--- Begin ---
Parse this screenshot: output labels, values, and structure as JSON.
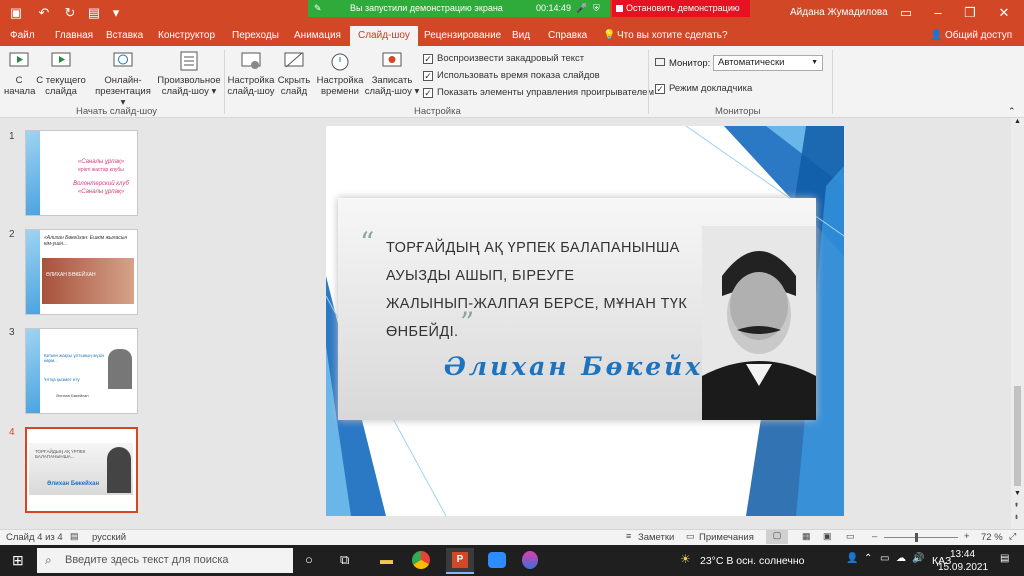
{
  "share": {
    "message": "Вы запустили демонстрацию экрана",
    "timer": "00:14:49",
    "stop_label": "Остановить демонстрацию"
  },
  "user": {
    "name": "Айдана Жумадилова"
  },
  "tabs": [
    "Файл",
    "Главная",
    "Вставка",
    "Конструктор",
    "Переходы",
    "Анимация",
    "Слайд-шоу",
    "Рецензирование",
    "Вид",
    "Справка"
  ],
  "search_hint": "Что вы хотите сделать?",
  "share_button": "Общий доступ",
  "ribbon": {
    "buttons": [
      {
        "l1": "С",
        "l2": "начала"
      },
      {
        "l1": "С текущего",
        "l2": "слайда"
      },
      {
        "l1": "Онлайн-",
        "l2": "презентация ▾"
      },
      {
        "l1": "Произвольное",
        "l2": "слайд-шоу ▾"
      },
      {
        "l1": "Настройка",
        "l2": "слайд-шоу"
      },
      {
        "l1": "Скрыть",
        "l2": "слайд"
      },
      {
        "l1": "Настройка",
        "l2": "времени"
      },
      {
        "l1": "Записать",
        "l2": "слайд-шоу ▾"
      }
    ],
    "checks": [
      "Воспроизвести закадровый текст",
      "Использовать время показа слайдов",
      "Показать элементы управления проигрывателем"
    ],
    "monitor_label": "Монитор:",
    "monitor_value": "Автоматически",
    "presenter_view": "Режим докладчика",
    "groups": [
      "Начать слайд-шоу",
      "Настройка",
      "Мониторы"
    ]
  },
  "thumbs": [
    {
      "num": "1",
      "t1": "«Саналы ұрпақ»",
      "t2": "ерікті жастар клубы",
      "t3": "Волонтерский клуб",
      "t4": "«Саналы ұрпақ»"
    },
    {
      "num": "2",
      "t1": "«Алихан Бөкейхан: Ешкім жыласын кім-ушін...",
      "t2": "ӘЛИХАН БӨКЕЙХАН"
    },
    {
      "num": "3",
      "t1": "Кеткен жақсы ұлтының жүзін көрм...",
      "t2": "Ұлтқа қызмет ету",
      "t3": "Әлихан Бөкейхан"
    },
    {
      "num": "4",
      "t1": "ТОРҒАЙДЫҢ АҚ ҮРПЕК БАЛАПАНЫНША...",
      "t2": "Әлихан Бөкейхан"
    }
  ],
  "slide": {
    "quote_lines": [
      "ТОРҒАЙДЫҢ АҚ ҮРПЕК БАЛАПАНЫНША",
      "АУЫЗДЫ АШЫП, БІРЕУГЕ",
      "ЖАЛЫНЫП-ЖАЛПАЯ БЕРСЕ, МҰНАН ТҮК",
      "ӨНБЕЙДІ."
    ],
    "author": "Әлихан Бөкейхан",
    "accent": "#1e73be"
  },
  "status": {
    "slide": "Слайд 4 из 4",
    "lang": "русский",
    "notes": "Заметки",
    "comments": "Примечания",
    "zoom": "72 %"
  },
  "taskbar": {
    "search": "Введите здесь текст для поиска",
    "weather": "23°C  В осн. солнечно",
    "lang": "ҚАЗ",
    "time": "13:44",
    "date": "15.09.2021"
  }
}
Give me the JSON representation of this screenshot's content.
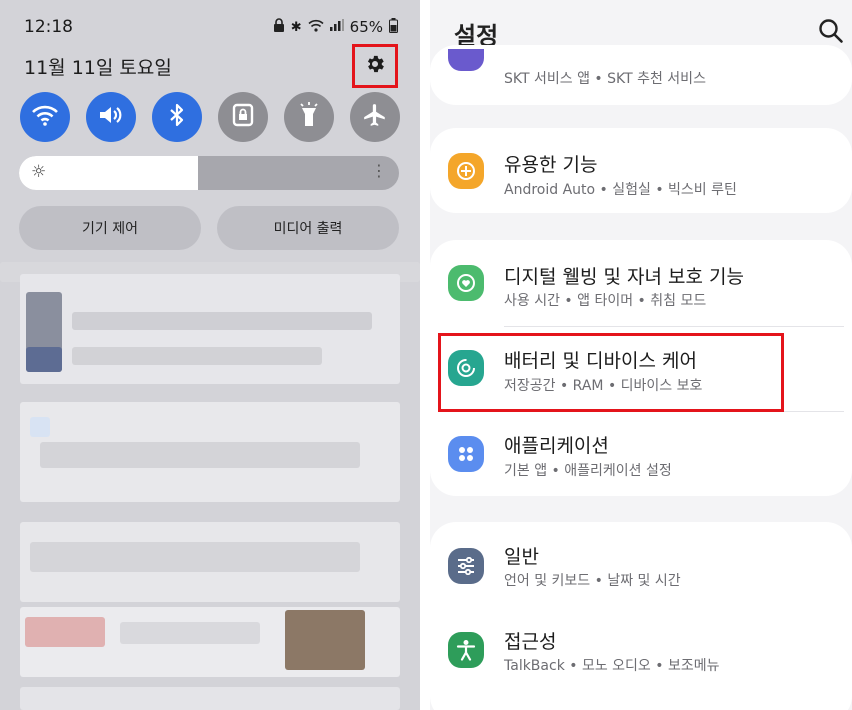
{
  "quick_panel": {
    "status": {
      "time": "12:18",
      "battery": "65%"
    },
    "date": "11월 11일 토요일",
    "settings_icon": "gear-icon",
    "tiles": [
      {
        "name": "wifi",
        "icon": "wifi-icon",
        "state": "on"
      },
      {
        "name": "sound",
        "icon": "volume-icon",
        "state": "on"
      },
      {
        "name": "bluetooth",
        "icon": "bluetooth-icon",
        "state": "on"
      },
      {
        "name": "lock-screen",
        "icon": "lock-icon",
        "state": "off"
      },
      {
        "name": "flashlight",
        "icon": "flashlight-icon",
        "state": "off"
      },
      {
        "name": "airplane",
        "icon": "airplane-icon",
        "state": "off"
      }
    ],
    "brightness_level": 0.47,
    "device_control_label": "기기 제어",
    "media_output_label": "미디어 출력"
  },
  "settings": {
    "title": "설정",
    "search_icon": "search-icon",
    "items": [
      {
        "title": "",
        "subtitle": "SKT 서비스 앱 • SKT 추천 서비스",
        "icon": "skt-icon",
        "color": "#6a5acd"
      },
      {
        "title": "유용한 기능",
        "subtitle": "Android Auto • 실험실 • 빅스비 루틴",
        "icon": "plus-icon",
        "color": "#f4a62a"
      },
      {
        "title": "디지털 웰빙 및 자녀 보호 기능",
        "subtitle": "사용 시간 • 앱 타이머 • 취침 모드",
        "icon": "heart-icon",
        "color": "#4cbb6e"
      },
      {
        "title": "배터리 및 디바이스 케어",
        "subtitle": "저장공간 • RAM • 디바이스 보호",
        "icon": "device-care-icon",
        "color": "#27a690"
      },
      {
        "title": "애플리케이션",
        "subtitle": "기본 앱 • 애플리케이션 설정",
        "icon": "apps-icon",
        "color": "#5b8def"
      },
      {
        "title": "일반",
        "subtitle": "언어 및 키보드 • 날짜 및 시간",
        "icon": "sliders-icon",
        "color": "#5a6c8a"
      },
      {
        "title": "접근성",
        "subtitle": "TalkBack • 모노 오디오 • 보조메뉴",
        "icon": "accessibility-icon",
        "color": "#2e9d5a"
      }
    ]
  },
  "colors": {
    "highlight": "#e4141b",
    "tile_on": "#2f6fe0",
    "tile_off": "#8e8e93"
  }
}
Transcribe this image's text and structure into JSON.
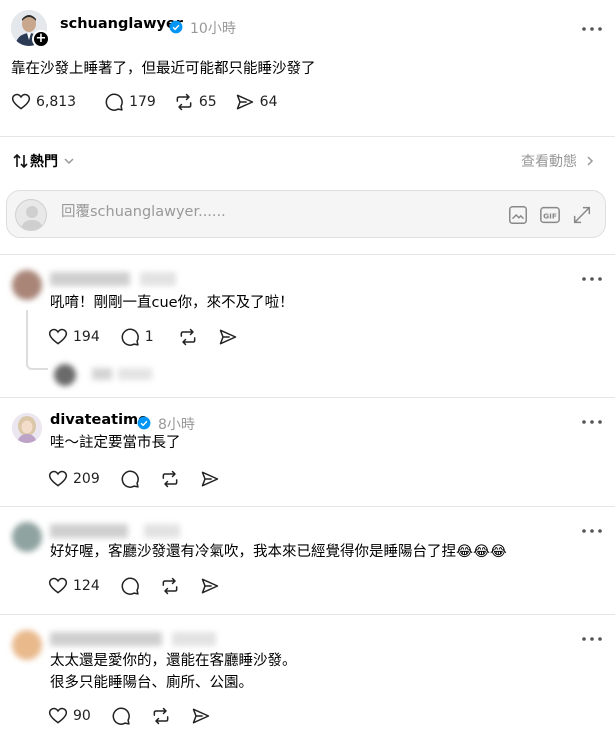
{
  "post": {
    "username": "schuanglawyer",
    "time": "10小時",
    "text": "靠在沙發上睡著了，但最近可能都只能睡沙發了",
    "likes": "6,813",
    "comments": "179",
    "reposts": "65",
    "shares": "64"
  },
  "sort": {
    "label": "熱門",
    "view_activity": "查看動態"
  },
  "reply_box": {
    "placeholder": "回覆schuanglawyer......"
  },
  "comments": [
    {
      "username": "",
      "time": "",
      "text": "吼唷！剛剛一直cue你，來不及了啦！",
      "likes": "194",
      "replies": "1"
    },
    {
      "username": "divateatime",
      "time": "8小時",
      "text": "哇～註定要當市長了",
      "likes": "209"
    },
    {
      "username": "",
      "time": "",
      "text": "好好喔，客廳沙發還有冷氣吹，我本來已經覺得你是睡陽台了捏😂😂😂",
      "likes": "124"
    },
    {
      "username": "",
      "time": "",
      "text": "太太還是愛你的，還能在客廳睡沙發。\n很多只能睡陽台、廁所、公園。",
      "likes": "90"
    }
  ]
}
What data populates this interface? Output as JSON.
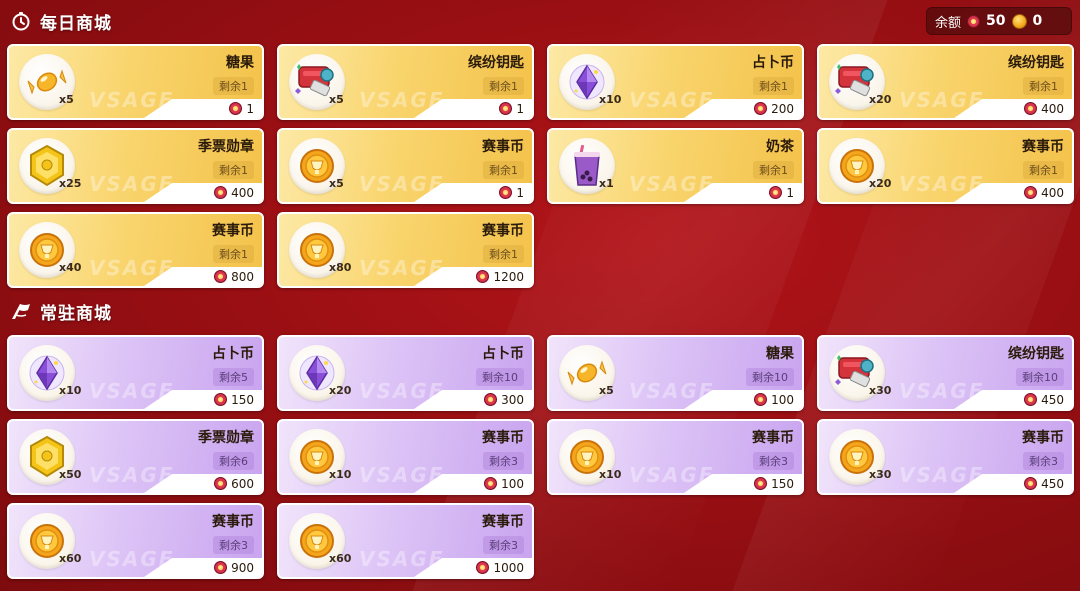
{
  "daily_title": "每日商城",
  "permanent_title": "常驻商城",
  "balance": {
    "label": "余额",
    "flower_amount": "50",
    "coin_amount": "0",
    "flower_icon": "flower-currency-icon",
    "coin_icon": "gold-coin-icon"
  },
  "colors": {
    "background": "#9a0f13",
    "daily_card": "#f9d56e",
    "permanent_card": "#dcc3f6"
  },
  "daily_items": [
    {
      "name": "糖果",
      "qty": "x5",
      "remain": "剩余1",
      "price": "1",
      "icon": "candy-icon"
    },
    {
      "name": "缤纷钥匙",
      "qty": "x5",
      "remain": "剩余1",
      "price": "1",
      "icon": "key-icon"
    },
    {
      "name": "占卜币",
      "qty": "x10",
      "remain": "剩余1",
      "price": "200",
      "icon": "crystal-icon"
    },
    {
      "name": "缤纷钥匙",
      "qty": "x20",
      "remain": "剩余1",
      "price": "400",
      "icon": "key-icon"
    },
    {
      "name": "季票勋章",
      "qty": "x25",
      "remain": "剩余1",
      "price": "400",
      "icon": "medal-icon"
    },
    {
      "name": "赛事币",
      "qty": "x5",
      "remain": "剩余1",
      "price": "1",
      "icon": "coin-icon"
    },
    {
      "name": "奶茶",
      "qty": "x1",
      "remain": "剩余1",
      "price": "1",
      "icon": "milk-tea-icon"
    },
    {
      "name": "赛事币",
      "qty": "x20",
      "remain": "剩余1",
      "price": "400",
      "icon": "coin-icon"
    },
    {
      "name": "赛事币",
      "qty": "x40",
      "remain": "剩余1",
      "price": "800",
      "icon": "coin-icon"
    },
    {
      "name": "赛事币",
      "qty": "x80",
      "remain": "剩余1",
      "price": "1200",
      "icon": "coin-icon"
    }
  ],
  "permanent_items": [
    {
      "name": "占卜币",
      "qty": "x10",
      "remain": "剩余5",
      "price": "150",
      "icon": "crystal-icon"
    },
    {
      "name": "占卜币",
      "qty": "x20",
      "remain": "剩余10",
      "price": "300",
      "icon": "crystal-icon"
    },
    {
      "name": "糖果",
      "qty": "x5",
      "remain": "剩余10",
      "price": "100",
      "icon": "candy-icon"
    },
    {
      "name": "缤纷钥匙",
      "qty": "x30",
      "remain": "剩余10",
      "price": "450",
      "icon": "key-icon"
    },
    {
      "name": "季票勋章",
      "qty": "x50",
      "remain": "剩余6",
      "price": "600",
      "icon": "medal-icon"
    },
    {
      "name": "赛事币",
      "qty": "x10",
      "remain": "剩余3",
      "price": "100",
      "icon": "coin-icon"
    },
    {
      "name": "赛事币",
      "qty": "x10",
      "remain": "剩余3",
      "price": "150",
      "icon": "coin-icon"
    },
    {
      "name": "赛事币",
      "qty": "x30",
      "remain": "剩余3",
      "price": "450",
      "icon": "coin-icon"
    },
    {
      "name": "赛事币",
      "qty": "x60",
      "remain": "剩余3",
      "price": "900",
      "icon": "coin-icon"
    },
    {
      "name": "赛事币",
      "qty": "x60",
      "remain": "剩余3",
      "price": "1000",
      "icon": "coin-icon"
    }
  ]
}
--- End ---
*Exercise goal*
Look through the entries and return every line where "subtitle" appears.

*Response*
        "subtitle": "SKT 서비스 앱 • SKT 추천 서비스",
        "subtitle": "Android Auto • 실험실 • 빅스비 루틴",
        "subtitle": "사용 시간 • 앱 타이머 • 취침 모드",
        "subtitle": "저장공간 • RAM • 디바이스 보호",
        "subtitle": "기본 앱 • 애플리케이션 설정",
        "subtitle": "언어 및 키보드 • 날짜 및 시간",
        "subtitle": "TalkBack • 모노 오디오 • 보조메뉴",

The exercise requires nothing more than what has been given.